__MATERIAL PROVIDED__
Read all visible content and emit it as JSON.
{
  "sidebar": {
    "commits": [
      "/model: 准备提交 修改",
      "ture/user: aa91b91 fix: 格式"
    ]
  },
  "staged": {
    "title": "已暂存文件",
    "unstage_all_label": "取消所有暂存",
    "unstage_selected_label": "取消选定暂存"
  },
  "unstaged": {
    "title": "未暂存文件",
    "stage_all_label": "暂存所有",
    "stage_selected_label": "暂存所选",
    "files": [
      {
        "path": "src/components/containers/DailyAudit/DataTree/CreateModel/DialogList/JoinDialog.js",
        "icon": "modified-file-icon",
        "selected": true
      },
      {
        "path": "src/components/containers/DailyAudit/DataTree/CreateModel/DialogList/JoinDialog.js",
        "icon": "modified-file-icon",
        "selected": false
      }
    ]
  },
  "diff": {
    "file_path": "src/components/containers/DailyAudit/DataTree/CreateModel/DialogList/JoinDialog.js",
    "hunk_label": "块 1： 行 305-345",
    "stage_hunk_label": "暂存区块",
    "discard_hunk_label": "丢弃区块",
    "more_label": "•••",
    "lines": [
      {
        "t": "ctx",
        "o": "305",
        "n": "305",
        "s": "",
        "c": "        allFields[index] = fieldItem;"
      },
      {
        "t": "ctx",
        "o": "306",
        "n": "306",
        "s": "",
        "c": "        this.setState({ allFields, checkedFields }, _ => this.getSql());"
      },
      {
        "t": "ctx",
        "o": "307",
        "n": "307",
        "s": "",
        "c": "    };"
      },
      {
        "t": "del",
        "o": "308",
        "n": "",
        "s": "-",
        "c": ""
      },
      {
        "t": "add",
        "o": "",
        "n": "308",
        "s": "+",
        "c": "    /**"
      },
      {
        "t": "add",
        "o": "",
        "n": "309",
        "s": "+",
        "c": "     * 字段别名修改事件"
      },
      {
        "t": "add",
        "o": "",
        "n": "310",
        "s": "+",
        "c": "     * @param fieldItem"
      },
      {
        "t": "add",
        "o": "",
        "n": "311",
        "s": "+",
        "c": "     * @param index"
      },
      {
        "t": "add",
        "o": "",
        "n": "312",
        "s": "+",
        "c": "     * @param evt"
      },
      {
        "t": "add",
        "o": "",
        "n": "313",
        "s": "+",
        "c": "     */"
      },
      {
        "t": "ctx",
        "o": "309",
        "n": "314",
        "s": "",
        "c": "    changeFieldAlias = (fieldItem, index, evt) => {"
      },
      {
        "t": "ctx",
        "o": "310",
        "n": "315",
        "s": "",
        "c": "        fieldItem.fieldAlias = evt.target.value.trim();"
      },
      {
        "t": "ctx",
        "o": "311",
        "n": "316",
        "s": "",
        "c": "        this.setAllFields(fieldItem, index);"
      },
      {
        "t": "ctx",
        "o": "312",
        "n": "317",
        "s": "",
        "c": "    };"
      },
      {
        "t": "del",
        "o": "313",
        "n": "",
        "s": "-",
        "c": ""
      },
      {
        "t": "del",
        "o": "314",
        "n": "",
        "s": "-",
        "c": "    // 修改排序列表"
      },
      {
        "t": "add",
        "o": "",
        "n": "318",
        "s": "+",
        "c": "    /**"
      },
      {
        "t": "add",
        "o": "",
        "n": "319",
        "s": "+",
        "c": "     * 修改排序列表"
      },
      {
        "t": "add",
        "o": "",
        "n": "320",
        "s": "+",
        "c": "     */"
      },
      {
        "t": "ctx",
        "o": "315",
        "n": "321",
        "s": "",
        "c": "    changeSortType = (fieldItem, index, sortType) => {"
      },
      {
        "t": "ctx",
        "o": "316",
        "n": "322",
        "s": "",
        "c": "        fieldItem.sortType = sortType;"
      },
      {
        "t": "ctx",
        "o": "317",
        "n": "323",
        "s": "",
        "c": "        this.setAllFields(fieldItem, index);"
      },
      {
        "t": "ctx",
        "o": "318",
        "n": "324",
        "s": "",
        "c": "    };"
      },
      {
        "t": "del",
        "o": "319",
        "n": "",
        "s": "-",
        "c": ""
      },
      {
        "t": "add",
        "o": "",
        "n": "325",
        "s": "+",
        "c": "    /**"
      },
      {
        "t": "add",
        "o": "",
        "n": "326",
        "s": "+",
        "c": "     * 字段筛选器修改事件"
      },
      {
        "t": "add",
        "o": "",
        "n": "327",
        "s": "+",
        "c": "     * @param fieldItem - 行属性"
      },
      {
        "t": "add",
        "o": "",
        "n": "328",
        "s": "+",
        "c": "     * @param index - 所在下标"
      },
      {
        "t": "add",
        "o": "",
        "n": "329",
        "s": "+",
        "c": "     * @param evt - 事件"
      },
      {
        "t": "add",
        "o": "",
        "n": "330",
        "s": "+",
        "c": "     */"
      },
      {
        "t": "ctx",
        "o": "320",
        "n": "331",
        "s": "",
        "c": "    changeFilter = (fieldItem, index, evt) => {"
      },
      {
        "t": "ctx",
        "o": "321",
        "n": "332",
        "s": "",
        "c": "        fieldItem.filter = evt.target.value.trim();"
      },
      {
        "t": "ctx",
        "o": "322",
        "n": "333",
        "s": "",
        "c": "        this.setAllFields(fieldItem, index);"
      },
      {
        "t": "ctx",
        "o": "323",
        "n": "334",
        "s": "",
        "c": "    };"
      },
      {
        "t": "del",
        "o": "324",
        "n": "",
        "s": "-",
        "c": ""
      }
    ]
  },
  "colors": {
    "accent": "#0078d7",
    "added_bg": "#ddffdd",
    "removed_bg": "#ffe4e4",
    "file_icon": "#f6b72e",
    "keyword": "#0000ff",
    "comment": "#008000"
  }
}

__PROBLEM STATEMENT__
Print out every record again, exactly and in full.

__REPLY TO THE TASK__
Read all visible content and emit it as JSON.
{
  "sidebar": {
    "commits": [
      "/model: 准备提交 修改",
      "ture/user: aa91b91 fix: 格式"
    ]
  },
  "staged": {
    "title": "已暂存文件",
    "unstage_all_label": "取消所有暂存",
    "unstage_selected_label": "取消选定暂存"
  },
  "unstaged": {
    "title": "未暂存文件",
    "stage_all_label": "暂存所有",
    "stage_selected_label": "暂存所选",
    "files": [
      {
        "path": "src/components/containers/DailyAudit/DataTree/CreateModel/DialogList/JoinDialog.js",
        "icon": "modified-file-icon",
        "selected": true
      },
      {
        "path": "src/components/containers/DailyAudit/DataTree/CreateModel/DialogList/JoinDialog.js",
        "icon": "modified-file-icon",
        "selected": false
      }
    ]
  },
  "diff": {
    "file_path": "src/components/containers/DailyAudit/DataTree/CreateModel/DialogList/JoinDialog.js",
    "hunk_label": "块 1： 行 305-345",
    "stage_hunk_label": "暂存区块",
    "discard_hunk_label": "丢弃区块",
    "more_label": "•••",
    "lines": [
      {
        "t": "ctx",
        "o": "305",
        "n": "305",
        "s": "",
        "c": "        allFields[index] = fieldItem;"
      },
      {
        "t": "ctx",
        "o": "306",
        "n": "306",
        "s": "",
        "c": "        this.setState({ allFields, checkedFields }, _ => this.getSql());"
      },
      {
        "t": "ctx",
        "o": "307",
        "n": "307",
        "s": "",
        "c": "    };"
      },
      {
        "t": "del",
        "o": "308",
        "n": "",
        "s": "-",
        "c": ""
      },
      {
        "t": "add",
        "o": "",
        "n": "308",
        "s": "+",
        "c": "    /**"
      },
      {
        "t": "add",
        "o": "",
        "n": "309",
        "s": "+",
        "c": "     * 字段别名修改事件"
      },
      {
        "t": "add",
        "o": "",
        "n": "310",
        "s": "+",
        "c": "     * @param fieldItem"
      },
      {
        "t": "add",
        "o": "",
        "n": "311",
        "s": "+",
        "c": "     * @param index"
      },
      {
        "t": "add",
        "o": "",
        "n": "312",
        "s": "+",
        "c": "     * @param evt"
      },
      {
        "t": "add",
        "o": "",
        "n": "313",
        "s": "+",
        "c": "     */"
      },
      {
        "t": "ctx",
        "o": "309",
        "n": "314",
        "s": "",
        "c": "    changeFieldAlias = (fieldItem, index, evt) => {"
      },
      {
        "t": "ctx",
        "o": "310",
        "n": "315",
        "s": "",
        "c": "        fieldItem.fieldAlias = evt.target.value.trim();"
      },
      {
        "t": "ctx",
        "o": "311",
        "n": "316",
        "s": "",
        "c": "        this.setAllFields(fieldItem, index);"
      },
      {
        "t": "ctx",
        "o": "312",
        "n": "317",
        "s": "",
        "c": "    };"
      },
      {
        "t": "del",
        "o": "313",
        "n": "",
        "s": "-",
        "c": ""
      },
      {
        "t": "del",
        "o": "314",
        "n": "",
        "s": "-",
        "c": "    // 修改排序列表"
      },
      {
        "t": "add",
        "o": "",
        "n": "318",
        "s": "+",
        "c": "    /**"
      },
      {
        "t": "add",
        "o": "",
        "n": "319",
        "s": "+",
        "c": "     * 修改排序列表"
      },
      {
        "t": "add",
        "o": "",
        "n": "320",
        "s": "+",
        "c": "     */"
      },
      {
        "t": "ctx",
        "o": "315",
        "n": "321",
        "s": "",
        "c": "    changeSortType = (fieldItem, index, sortType) => {"
      },
      {
        "t": "ctx",
        "o": "316",
        "n": "322",
        "s": "",
        "c": "        fieldItem.sortType = sortType;"
      },
      {
        "t": "ctx",
        "o": "317",
        "n": "323",
        "s": "",
        "c": "        this.setAllFields(fieldItem, index);"
      },
      {
        "t": "ctx",
        "o": "318",
        "n": "324",
        "s": "",
        "c": "    };"
      },
      {
        "t": "del",
        "o": "319",
        "n": "",
        "s": "-",
        "c": ""
      },
      {
        "t": "add",
        "o": "",
        "n": "325",
        "s": "+",
        "c": "    /**"
      },
      {
        "t": "add",
        "o": "",
        "n": "326",
        "s": "+",
        "c": "     * 字段筛选器修改事件"
      },
      {
        "t": "add",
        "o": "",
        "n": "327",
        "s": "+",
        "c": "     * @param fieldItem - 行属性"
      },
      {
        "t": "add",
        "o": "",
        "n": "328",
        "s": "+",
        "c": "     * @param index - 所在下标"
      },
      {
        "t": "add",
        "o": "",
        "n": "329",
        "s": "+",
        "c": "     * @param evt - 事件"
      },
      {
        "t": "add",
        "o": "",
        "n": "330",
        "s": "+",
        "c": "     */"
      },
      {
        "t": "ctx",
        "o": "320",
        "n": "331",
        "s": "",
        "c": "    changeFilter = (fieldItem, index, evt) => {"
      },
      {
        "t": "ctx",
        "o": "321",
        "n": "332",
        "s": "",
        "c": "        fieldItem.filter = evt.target.value.trim();"
      },
      {
        "t": "ctx",
        "o": "322",
        "n": "333",
        "s": "",
        "c": "        this.setAllFields(fieldItem, index);"
      },
      {
        "t": "ctx",
        "o": "323",
        "n": "334",
        "s": "",
        "c": "    };"
      },
      {
        "t": "del",
        "o": "324",
        "n": "",
        "s": "-",
        "c": ""
      }
    ]
  },
  "colors": {
    "accent": "#0078d7",
    "added_bg": "#ddffdd",
    "removed_bg": "#ffe4e4",
    "file_icon": "#f6b72e",
    "keyword": "#0000ff",
    "comment": "#008000"
  }
}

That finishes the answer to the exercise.